Retype the passage on Bangladesh's pharmaceutical industry verbatim, everything from "The pharmaceutical industry" down to "companies in Bangladesh.".

- _EXCERPT TO READ_:
┄┄┄┄┄┄┄┄┄┄

The pharmaceutical industry in Bangladesh is one of the most developed industrial sectors within the country. Manufacturers produce insulin, hormones, and cancer drugs. This sector provides 98% of the total domestic demand for medicine requirement in the country. This makes Bangladesh almost self sufficient in the pharmaceutical sector. The industry also exports medicines to global markets, including Europe. Pharmaceutical companies are expanding their business with the aim to expand the export market. In the period between July and February in the fiscal year 2024 to 2025, pharmaceutical export was $134.15 million, a 13% increase compared to the same period last year.

There are 5 types of medicine manufacturing companies in Bangladesh.

| Type of drug manufacturer | Number of manufacturing companies | Current manufacturing status |
|---|---|---|
| Allopathic Drug Manufacturers | 199 | Functional |
| Ayurvedic Drug Manufacturers | 172 | Functional |
| Unani Drug Manufacturers | 500 | Functional |
| Herbal Drug Manufacturers | 29 | Functional |
| Homoeopathic & Biochemic Drug Manufacturers | 28 | Functional |

== Products ==
The Industry exports active pharmaceutical ingredients (APIs) and a wide range of pharmaceutical products, covering all major therapeutic classes and dosage forms, to 79 countries. Along with regular forms like tablets, capsules and syrups, Bangladesh also exports specialized products like HFA inhalers, CFC inhalers, suppositories, nasal sprays, injectables, IV infusions, etc. These products have been well accepted by medical practitioners, chemists, patients and the regulatory bodies of all of their importing nations. The packaging and the presentation of the products of Bangladesh are comparable to any international standard.

==Regulation==
Two organizations regulate drugs and pharmacies in Bangladesh.

The Directorate General of Drug Administration (DGDA) is the national drug regulatory authority which is under the Ministry of Health and Family Welfare. DGDA regulates all activities related to import and export of raw materials, packaging materials, production, sale, pricing, licensing, registration of all kinds of medicine including those of Ayurvedic, Unani, herbal and homeopathic systems.

The Pharmacy Council of Bangladesh(PCB) was established under the Pharmacy Ordinance Act in 1976. to control the pharmacy practice in Bangladesh. The Bangladesh Pharmaceutical Society is affiliated with the International Pharmaceutical Federation and Commonwealth Pharmaceutical Association. The National Drug Policy (2005) states that the World Health Organization’s current Good Manufacturing Practices (GMP) should be strictly followed and that manufacturing units will be regularly inspected by the DDA. Other key regulation features are restrictions on imported drugs (where these are produced by four or more local firms), a ban on local production of around 1,700 drugs that are considered non-essential or harmful and strict price controls on some 117 principal medicines.

┄┄┄┄┄┄┄┄┄┄

[Page layout parsing data]
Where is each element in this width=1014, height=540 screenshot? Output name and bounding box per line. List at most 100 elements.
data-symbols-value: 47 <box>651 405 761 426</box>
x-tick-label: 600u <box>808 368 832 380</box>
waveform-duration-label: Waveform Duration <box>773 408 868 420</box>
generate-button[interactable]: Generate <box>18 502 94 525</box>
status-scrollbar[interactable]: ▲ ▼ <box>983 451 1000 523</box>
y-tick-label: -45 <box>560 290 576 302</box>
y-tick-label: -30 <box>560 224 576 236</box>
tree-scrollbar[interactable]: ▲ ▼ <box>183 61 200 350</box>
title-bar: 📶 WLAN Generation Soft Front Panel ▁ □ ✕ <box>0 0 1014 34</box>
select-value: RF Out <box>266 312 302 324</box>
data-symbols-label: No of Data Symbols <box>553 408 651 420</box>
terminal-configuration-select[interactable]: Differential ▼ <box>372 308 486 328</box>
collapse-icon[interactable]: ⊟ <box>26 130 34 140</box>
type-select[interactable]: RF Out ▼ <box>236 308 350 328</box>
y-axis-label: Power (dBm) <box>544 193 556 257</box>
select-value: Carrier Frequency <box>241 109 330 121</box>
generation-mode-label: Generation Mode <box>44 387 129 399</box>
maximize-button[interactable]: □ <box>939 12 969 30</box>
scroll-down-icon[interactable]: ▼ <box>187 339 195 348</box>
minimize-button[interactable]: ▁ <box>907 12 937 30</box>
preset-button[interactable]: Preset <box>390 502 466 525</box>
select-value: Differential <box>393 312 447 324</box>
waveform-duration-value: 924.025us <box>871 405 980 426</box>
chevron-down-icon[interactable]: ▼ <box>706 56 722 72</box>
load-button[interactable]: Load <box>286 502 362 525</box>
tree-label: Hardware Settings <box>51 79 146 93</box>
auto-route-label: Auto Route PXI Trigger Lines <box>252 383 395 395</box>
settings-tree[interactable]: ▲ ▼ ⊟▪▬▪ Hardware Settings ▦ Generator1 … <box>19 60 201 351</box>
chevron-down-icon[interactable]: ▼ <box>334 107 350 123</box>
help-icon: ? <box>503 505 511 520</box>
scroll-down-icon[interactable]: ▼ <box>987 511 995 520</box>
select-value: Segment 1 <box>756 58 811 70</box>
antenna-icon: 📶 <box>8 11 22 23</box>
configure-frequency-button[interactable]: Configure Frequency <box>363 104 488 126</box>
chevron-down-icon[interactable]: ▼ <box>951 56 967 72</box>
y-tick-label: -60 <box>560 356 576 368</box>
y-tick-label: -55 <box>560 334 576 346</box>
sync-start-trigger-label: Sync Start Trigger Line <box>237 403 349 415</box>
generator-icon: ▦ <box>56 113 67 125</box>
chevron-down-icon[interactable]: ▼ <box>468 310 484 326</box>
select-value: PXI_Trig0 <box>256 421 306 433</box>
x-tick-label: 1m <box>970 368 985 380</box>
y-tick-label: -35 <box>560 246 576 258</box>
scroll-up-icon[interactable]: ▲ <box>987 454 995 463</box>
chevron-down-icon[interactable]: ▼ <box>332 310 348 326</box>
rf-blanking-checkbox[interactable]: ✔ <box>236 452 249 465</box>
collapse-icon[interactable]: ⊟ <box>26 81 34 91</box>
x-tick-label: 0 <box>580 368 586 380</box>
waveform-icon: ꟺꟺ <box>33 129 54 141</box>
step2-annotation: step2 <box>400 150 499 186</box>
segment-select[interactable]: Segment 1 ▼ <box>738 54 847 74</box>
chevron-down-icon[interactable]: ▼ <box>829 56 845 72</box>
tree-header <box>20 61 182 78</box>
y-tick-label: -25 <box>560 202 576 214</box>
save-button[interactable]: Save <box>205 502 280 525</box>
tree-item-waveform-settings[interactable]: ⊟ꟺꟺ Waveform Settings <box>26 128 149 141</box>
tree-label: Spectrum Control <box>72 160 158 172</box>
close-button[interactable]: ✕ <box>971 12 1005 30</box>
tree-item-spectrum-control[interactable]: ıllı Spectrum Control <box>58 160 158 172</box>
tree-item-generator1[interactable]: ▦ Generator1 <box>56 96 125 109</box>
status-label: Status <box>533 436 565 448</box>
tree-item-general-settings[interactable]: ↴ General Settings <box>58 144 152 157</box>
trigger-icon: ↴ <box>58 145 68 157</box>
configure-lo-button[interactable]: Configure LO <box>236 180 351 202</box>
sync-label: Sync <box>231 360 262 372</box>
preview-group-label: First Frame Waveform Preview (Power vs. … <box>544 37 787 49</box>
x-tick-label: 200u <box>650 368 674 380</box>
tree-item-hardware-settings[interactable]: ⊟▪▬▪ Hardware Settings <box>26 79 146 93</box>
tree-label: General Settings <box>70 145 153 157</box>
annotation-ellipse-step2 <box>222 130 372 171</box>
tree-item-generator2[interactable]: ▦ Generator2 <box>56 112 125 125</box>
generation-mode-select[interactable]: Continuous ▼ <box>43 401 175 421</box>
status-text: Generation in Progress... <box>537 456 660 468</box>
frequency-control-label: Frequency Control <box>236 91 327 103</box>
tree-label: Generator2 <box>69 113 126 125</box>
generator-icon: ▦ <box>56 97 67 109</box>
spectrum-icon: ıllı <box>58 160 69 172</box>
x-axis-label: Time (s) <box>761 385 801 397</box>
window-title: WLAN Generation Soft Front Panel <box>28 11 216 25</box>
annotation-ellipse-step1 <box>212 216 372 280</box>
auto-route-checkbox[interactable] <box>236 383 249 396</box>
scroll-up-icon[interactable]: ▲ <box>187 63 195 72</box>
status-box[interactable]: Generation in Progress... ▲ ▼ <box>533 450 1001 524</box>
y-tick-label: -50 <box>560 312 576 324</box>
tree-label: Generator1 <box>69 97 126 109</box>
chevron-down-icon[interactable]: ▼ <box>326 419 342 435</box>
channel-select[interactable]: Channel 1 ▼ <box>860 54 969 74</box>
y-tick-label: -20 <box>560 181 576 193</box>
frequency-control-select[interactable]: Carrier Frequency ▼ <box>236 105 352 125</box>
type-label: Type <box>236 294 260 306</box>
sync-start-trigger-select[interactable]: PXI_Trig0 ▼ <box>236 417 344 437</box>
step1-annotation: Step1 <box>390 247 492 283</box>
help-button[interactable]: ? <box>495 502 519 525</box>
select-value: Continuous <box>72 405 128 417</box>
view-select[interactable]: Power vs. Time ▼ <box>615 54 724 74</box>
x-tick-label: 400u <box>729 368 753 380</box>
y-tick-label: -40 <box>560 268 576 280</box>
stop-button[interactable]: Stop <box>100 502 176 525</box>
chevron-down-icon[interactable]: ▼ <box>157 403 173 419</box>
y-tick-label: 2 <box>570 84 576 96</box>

┄┄┄┄┄┄┄┄┄┄

- _OUTPUT OF THE TASK_:
The pharmaceutical industry in Bangladesh is one of the most developed industrial sectors within the country. Manufacturers produce insulin, hormones, and cancer drugs. This sector provides 98% of the total domestic demand for medicine requirement in the country. This makes Bangladesh almost self sufficient in the pharmaceutical sector. The industry also exports medicines to global markets, including Europe. Pharmaceutical companies are expanding their business with the aim to expand the export market. In the period between July and February in the fiscal year 2024 to 2025, pharmaceutical export was $134.15 million, a 13% increase compared to the same period last year.

There are 5 types of medicine manufacturing companies in Bangladesh.